Aim: Find the word "الكويتيين" in the records below. List each line containing it.
[begin Entries supplied]
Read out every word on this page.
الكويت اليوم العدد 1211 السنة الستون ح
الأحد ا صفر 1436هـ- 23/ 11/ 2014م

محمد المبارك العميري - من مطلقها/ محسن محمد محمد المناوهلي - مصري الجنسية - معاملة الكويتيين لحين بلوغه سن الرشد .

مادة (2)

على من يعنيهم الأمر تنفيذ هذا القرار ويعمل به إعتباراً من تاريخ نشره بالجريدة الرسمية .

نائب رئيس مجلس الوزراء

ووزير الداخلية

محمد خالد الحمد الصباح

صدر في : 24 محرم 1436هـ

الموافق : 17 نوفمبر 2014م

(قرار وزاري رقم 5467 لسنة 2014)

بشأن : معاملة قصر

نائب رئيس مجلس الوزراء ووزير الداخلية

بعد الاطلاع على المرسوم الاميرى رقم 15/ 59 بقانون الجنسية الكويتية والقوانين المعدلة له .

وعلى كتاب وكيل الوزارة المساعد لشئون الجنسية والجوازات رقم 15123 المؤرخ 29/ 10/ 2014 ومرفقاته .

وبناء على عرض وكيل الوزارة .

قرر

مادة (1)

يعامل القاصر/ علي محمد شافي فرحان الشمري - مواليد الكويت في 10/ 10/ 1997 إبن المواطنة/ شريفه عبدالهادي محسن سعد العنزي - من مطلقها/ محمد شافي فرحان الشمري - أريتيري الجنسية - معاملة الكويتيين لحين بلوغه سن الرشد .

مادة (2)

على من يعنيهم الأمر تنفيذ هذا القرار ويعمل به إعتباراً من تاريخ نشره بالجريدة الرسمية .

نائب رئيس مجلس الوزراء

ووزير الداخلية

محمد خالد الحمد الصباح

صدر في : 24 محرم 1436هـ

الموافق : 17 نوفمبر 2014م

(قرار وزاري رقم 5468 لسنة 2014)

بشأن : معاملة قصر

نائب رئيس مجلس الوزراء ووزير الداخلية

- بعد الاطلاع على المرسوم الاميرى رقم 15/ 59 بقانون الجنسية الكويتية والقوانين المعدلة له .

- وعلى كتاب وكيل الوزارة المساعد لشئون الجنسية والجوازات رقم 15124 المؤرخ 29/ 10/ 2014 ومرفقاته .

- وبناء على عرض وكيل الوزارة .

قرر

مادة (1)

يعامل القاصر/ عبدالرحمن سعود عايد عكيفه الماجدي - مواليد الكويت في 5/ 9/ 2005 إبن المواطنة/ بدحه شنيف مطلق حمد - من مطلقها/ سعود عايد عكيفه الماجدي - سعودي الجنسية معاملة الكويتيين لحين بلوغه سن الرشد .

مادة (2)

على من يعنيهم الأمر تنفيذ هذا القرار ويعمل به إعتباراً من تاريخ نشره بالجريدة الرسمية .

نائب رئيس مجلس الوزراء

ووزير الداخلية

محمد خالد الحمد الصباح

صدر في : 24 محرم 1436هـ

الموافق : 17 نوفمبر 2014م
[end Entries supplied]
Exercise result:
محمد المبارك العميري - من مطلقها/ محسن محمد محمد المناوهلي - مصري الجنسية - معاملة الكويتيين لحين بلوغه سن الرشد .
يعامل القاصر/ علي محمد شافي فرحان الشمري - مواليد الكويت في 10/ 10/ 1997 إبن المواطنة/ شريفه عبدالهادي محسن سعد العنزي - من مطلقها/ محمد شافي فرحان الشمري - أريتيري الجنسية - معاملة الكويتيين لحين بلوغه سن الرشد .
يعامل القاصر/ عبدالرحمن سعود عايد عكيفه الماجدي - مواليد الكويت في 5/ 9/ 2005 إبن المواطنة/ بدحه شنيف مطلق حمد - من مطلقها/ سعود عايد عكيفه الماجدي - سعودي الجنسية معاملة الكويتيين لحين بلوغه سن الرشد .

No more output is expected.